## 課題の目的
本文抜粋で、筆者がラジオのくだらない話について「中身がなくったっていい」と言う理由を、本文の記述に基づいて一〜三文で説明せよ。

## 本文抜粋
########################################

私がラジオを好きになったのはなんでだったかな、と思い出していた。

ラジオを好きと言ったって、他のラジオが大好きな人たちに比べればあまりいろいろ聴けていないし、毎回継続して聴き続けている番組はそんなに多くもないのだけど。

そもそも私がラジオを好きになったのは「なにか好きなことを見つけたい」と思っている時期に面白いものにとにかく触れたくて、テレビに出ている芸人さんのラジオをなんとなく聴いてみたことからだ。
別にその芸人さんを特別好きだったわけでもなく、なんとなく思い出したからネットで検索して、ラジオをやっていることを知り、いままであまり触れたこともないのになぜか急にラジオを聴いたのだ。自分でもよく分からないのだが、そこから好きになって、三年経った。その芸人さんは私の一番の推しで、生きる源だ。

もともとうっすらとしかその芸人さんのことを知らなかったが、ラジオを聴いてみるとテレビの印象と違うところが見えて面白かった。
もっとはちゃめちゃな人なのかと思っていたら、こんな穏やかに、でも語彙が豊富で話せる一面もあるのか、なんて思ったり、まったく印象がなかったけどこの人の話し方すごい聞き心地が良いな、とか思ったりした。

たくさん人が出ているバラエティの中の一組で奮闘しているのではなくて、コンビ2人が2時間言葉だけで楽しませてくれる感じが、なんだか私にはとても心地よかった。テンポ感みたいなものが丁度良かった。

しかもなにか目的があるとかいうわけでもなく、本当にくだらない言葉の応酬が続くだけの時間というのも多い。終わった後に「一体何を聞いていたんだろう……」となるけれど、その中のひとくだりが妙に面白くてずっと頭の中で反芻してしまうこともある。あと、大人のくだらない話ってあんまり聞けないから嬉しい。くだらない話が大好きだ。中身がなくったっていい。中身があってぎゅうぎゅうの話は現実の中だけで充分だ。私の中ではラジオは現実とは少し違うところにある。

あとは、テレビのようにテーマが決まっていてそこに向かっていろんなものを詰め込みながらワーッと進んでいく感じと違って、その場にいる人たちだけで作り上げていく感じがするのも良い。なにか目的があるわけでもないが、その場で生まれるノリにどんどん反応が重なって思いもかけない方向に進んでいくハチャメチャ感。ハチャメチャなのに、置いて行かれたような気持ちにはなぜかならない。
他の人が魅力として話すような「寄り添ってくれる感じ」はあまり感じたことがないのだが、一緒に馬鹿なことやっているような感覚はある。

########################################

## 表示情報
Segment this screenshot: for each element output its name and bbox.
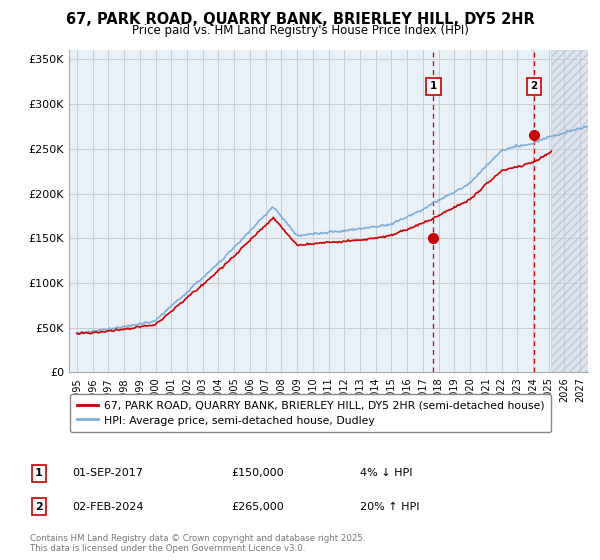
Text: £265,000: £265,000 — [231, 502, 284, 512]
Text: 20% ↑ HPI: 20% ↑ HPI — [360, 502, 419, 512]
Text: 1: 1 — [35, 468, 43, 478]
Text: Price paid vs. HM Land Registry's House Price Index (HPI): Price paid vs. HM Land Registry's House … — [131, 24, 469, 36]
Text: Contains HM Land Registry data © Crown copyright and database right 2025.
This d: Contains HM Land Registry data © Crown c… — [30, 534, 365, 553]
Text: 01-SEP-2017: 01-SEP-2017 — [72, 468, 143, 478]
Text: £150,000: £150,000 — [231, 468, 284, 478]
Bar — [551, 50, 588, 372]
Text: 2: 2 — [530, 81, 538, 91]
Text: 02-FEB-2024: 02-FEB-2024 — [72, 502, 143, 512]
Text: 1: 1 — [430, 81, 437, 91]
Text: 2: 2 — [35, 502, 43, 512]
Text: 4% ↓ HPI: 4% ↓ HPI — [360, 468, 413, 478]
Legend: 67, PARK ROAD, QUARRY BANK, BRIERLEY HILL, DY5 2HR (semi-detached house), HPI: A: 67, PARK ROAD, QUARRY BANK, BRIERLEY HIL… — [70, 394, 551, 432]
Text: 67, PARK ROAD, QUARRY BANK, BRIERLEY HILL, DY5 2HR: 67, PARK ROAD, QUARRY BANK, BRIERLEY HIL… — [65, 12, 535, 27]
Bar — [551, 50, 588, 372]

########################################

## 演習結果
筆者は、中身が詰まったぎゅうぎゅうの話は現実の中だけで充分だと考えているからである。筆者にとってラジオは現実とは少し違うところにあるものであり、大人のくだらない話はあまり聞けないので、それを聞けること自体が嬉しいのである。